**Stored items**

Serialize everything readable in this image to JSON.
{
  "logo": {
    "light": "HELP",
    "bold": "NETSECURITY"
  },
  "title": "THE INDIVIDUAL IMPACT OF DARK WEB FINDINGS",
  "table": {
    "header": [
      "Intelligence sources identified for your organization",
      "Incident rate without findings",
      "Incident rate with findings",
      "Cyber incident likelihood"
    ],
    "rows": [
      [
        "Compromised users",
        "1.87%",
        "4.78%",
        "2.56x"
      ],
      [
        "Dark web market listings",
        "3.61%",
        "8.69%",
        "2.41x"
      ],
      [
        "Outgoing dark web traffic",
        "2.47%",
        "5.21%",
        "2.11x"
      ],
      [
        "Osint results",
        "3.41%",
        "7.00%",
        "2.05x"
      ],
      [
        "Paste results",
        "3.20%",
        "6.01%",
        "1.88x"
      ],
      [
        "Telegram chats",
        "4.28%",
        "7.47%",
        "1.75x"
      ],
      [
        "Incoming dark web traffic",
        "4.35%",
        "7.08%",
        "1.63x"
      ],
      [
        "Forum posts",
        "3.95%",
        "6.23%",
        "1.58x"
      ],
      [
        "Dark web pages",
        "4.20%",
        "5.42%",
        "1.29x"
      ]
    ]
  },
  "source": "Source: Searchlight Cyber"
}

**PROBLEM REQUIREMENTS**
Transcribe all entries exactly as they are given.

**ANSWER FOR THE TASK**
Serialize everything readable in this image to JSON.
{
  "logo": {
    "light": "HELP",
    "bold": "NETSECURITY"
  },
  "title": "THE INDIVIDUAL IMPACT OF DARK WEB FINDINGS",
  "table": {
    "header": [
      "Intelligence sources identified for your organization",
      "Incident rate without findings",
      "Incident rate with findings",
      "Cyber incident likelihood"
    ],
    "rows": [
      [
        "Compromised users",
        "1.87%",
        "4.78%",
        "2.56x"
      ],
      [
        "Dark web market listings",
        "3.61%",
        "8.69%",
        "2.41x"
      ],
      [
        "Outgoing dark web traffic",
        "2.47%",
        "5.21%",
        "2.11x"
      ],
      [
        "Osint results",
        "3.41%",
        "7.00%",
        "2.05x"
      ],
      [
        "Paste results",
        "3.20%",
        "6.01%",
        "1.88x"
      ],
      [
        "Telegram chats",
        "4.28%",
        "7.47%",
        "1.75x"
      ],
      [
        "Incoming dark web traffic",
        "4.35%",
        "7.08%",
        "1.63x"
      ],
      [
        "Forum posts",
        "3.95%",
        "6.23%",
        "1.58x"
      ],
      [
        "Dark web pages",
        "4.20%",
        "5.42%",
        "1.29x"
      ]
    ]
  },
  "source": "Source: Searchlight Cyber"
}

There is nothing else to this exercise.